#### Exercise goal
Rewrite the records below with every "wrench" changed to "spanner" and all else left as it is.

(Annotated region listings)
=======

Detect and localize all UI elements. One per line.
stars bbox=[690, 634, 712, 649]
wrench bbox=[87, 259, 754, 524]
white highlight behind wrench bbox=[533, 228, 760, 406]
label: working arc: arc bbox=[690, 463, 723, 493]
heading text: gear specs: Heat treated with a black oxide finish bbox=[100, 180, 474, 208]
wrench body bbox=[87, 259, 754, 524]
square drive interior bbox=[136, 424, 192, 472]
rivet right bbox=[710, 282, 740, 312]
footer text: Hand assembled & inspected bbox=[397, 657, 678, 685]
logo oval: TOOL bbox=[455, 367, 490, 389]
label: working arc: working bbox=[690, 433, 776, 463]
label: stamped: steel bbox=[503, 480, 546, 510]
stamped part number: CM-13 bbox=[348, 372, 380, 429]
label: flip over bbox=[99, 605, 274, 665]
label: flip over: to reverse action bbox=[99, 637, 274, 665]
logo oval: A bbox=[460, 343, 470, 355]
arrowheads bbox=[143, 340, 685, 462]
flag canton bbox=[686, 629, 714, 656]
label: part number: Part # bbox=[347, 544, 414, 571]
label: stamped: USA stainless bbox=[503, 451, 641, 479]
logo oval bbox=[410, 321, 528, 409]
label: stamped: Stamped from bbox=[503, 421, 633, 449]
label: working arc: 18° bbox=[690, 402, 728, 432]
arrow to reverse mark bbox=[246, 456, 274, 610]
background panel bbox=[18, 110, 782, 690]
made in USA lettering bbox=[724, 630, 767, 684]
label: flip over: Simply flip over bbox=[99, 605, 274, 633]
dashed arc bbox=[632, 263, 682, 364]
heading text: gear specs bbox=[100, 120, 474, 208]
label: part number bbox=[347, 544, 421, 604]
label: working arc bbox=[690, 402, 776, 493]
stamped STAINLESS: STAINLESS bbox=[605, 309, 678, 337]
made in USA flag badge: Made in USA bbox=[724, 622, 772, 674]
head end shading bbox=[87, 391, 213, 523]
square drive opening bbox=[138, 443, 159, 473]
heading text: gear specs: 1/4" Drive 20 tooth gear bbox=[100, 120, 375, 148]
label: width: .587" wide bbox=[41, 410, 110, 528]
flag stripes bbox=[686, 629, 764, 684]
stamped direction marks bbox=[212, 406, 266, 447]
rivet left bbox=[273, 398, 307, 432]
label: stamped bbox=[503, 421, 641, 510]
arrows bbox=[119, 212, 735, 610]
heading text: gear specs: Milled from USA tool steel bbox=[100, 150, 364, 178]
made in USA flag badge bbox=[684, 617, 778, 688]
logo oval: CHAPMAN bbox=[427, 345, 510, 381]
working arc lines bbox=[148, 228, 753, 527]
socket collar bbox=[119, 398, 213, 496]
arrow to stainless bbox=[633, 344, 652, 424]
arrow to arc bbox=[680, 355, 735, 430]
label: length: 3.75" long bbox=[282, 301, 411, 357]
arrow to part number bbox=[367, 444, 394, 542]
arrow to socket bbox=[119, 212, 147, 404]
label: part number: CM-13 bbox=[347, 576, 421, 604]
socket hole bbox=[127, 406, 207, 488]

=======

#### Output for this task
Detect and localize all UI elements. One per line.
stars bbox=[690, 634, 712, 649]
spanner bbox=[87, 259, 754, 524]
white highlight behind spanner bbox=[533, 228, 760, 406]
label: working arc: arc bbox=[690, 463, 723, 493]
heading text: gear specs: Heat treated with a black oxide finish bbox=[100, 180, 474, 208]
spanner body bbox=[87, 259, 754, 524]
square drive interior bbox=[136, 424, 192, 472]
rivet right bbox=[710, 282, 740, 312]
footer text: Hand assembled & inspected bbox=[397, 657, 678, 685]
logo oval: TOOL bbox=[455, 367, 490, 389]
label: working arc: working bbox=[690, 433, 776, 463]
label: stamped: steel bbox=[503, 480, 546, 510]
stamped part number: CM-13 bbox=[348, 372, 380, 429]
label: flip over bbox=[99, 605, 274, 665]
label: flip over: to reverse action bbox=[99, 637, 274, 665]
logo oval: A bbox=[460, 343, 470, 355]
arrowheads bbox=[143, 340, 685, 462]
flag canton bbox=[686, 629, 714, 656]
label: part number: Part # bbox=[347, 544, 414, 571]
label: stamped: USA stainless bbox=[503, 451, 641, 479]
logo oval bbox=[410, 321, 528, 409]
label: stamped: Stamped from bbox=[503, 421, 633, 449]
label: working arc: 18° bbox=[690, 402, 728, 432]
arrow to reverse mark bbox=[246, 456, 274, 610]
background panel bbox=[18, 110, 782, 690]
made in USA lettering bbox=[724, 630, 767, 684]
label: flip over: Simply flip over bbox=[99, 605, 274, 633]
dashed arc bbox=[632, 263, 682, 364]
heading text: gear specs bbox=[100, 120, 474, 208]
label: part number bbox=[347, 544, 421, 604]
label: working arc bbox=[690, 402, 776, 493]
stamped STAINLESS: STAINLESS bbox=[605, 309, 678, 337]
made in USA flag badge: Made in USA bbox=[724, 622, 772, 674]
head end shading bbox=[87, 391, 213, 523]
square drive opening bbox=[138, 443, 159, 473]
heading text: gear specs: 1/4" Drive 20 tooth gear bbox=[100, 120, 375, 148]
label: width: .587" wide bbox=[41, 410, 110, 528]
flag stripes bbox=[686, 629, 764, 684]
stamped direction marks bbox=[212, 406, 266, 447]
rivet left bbox=[273, 398, 307, 432]
label: stamped bbox=[503, 421, 641, 510]
arrows bbox=[119, 212, 735, 610]
heading text: gear specs: Milled from USA tool steel bbox=[100, 150, 364, 178]
made in USA flag badge bbox=[684, 617, 778, 688]
logo oval: CHAPMAN bbox=[427, 345, 510, 381]
working arc lines bbox=[148, 228, 753, 527]
socket collar bbox=[119, 398, 213, 496]
arrow to stainless bbox=[633, 344, 652, 424]
arrow to arc bbox=[680, 355, 735, 430]
label: length: 3.75" long bbox=[282, 301, 411, 357]
arrow to part number bbox=[367, 444, 394, 542]
arrow to socket bbox=[119, 212, 147, 404]
label: part number: CM-13 bbox=[347, 576, 421, 604]
socket hole bbox=[127, 406, 207, 488]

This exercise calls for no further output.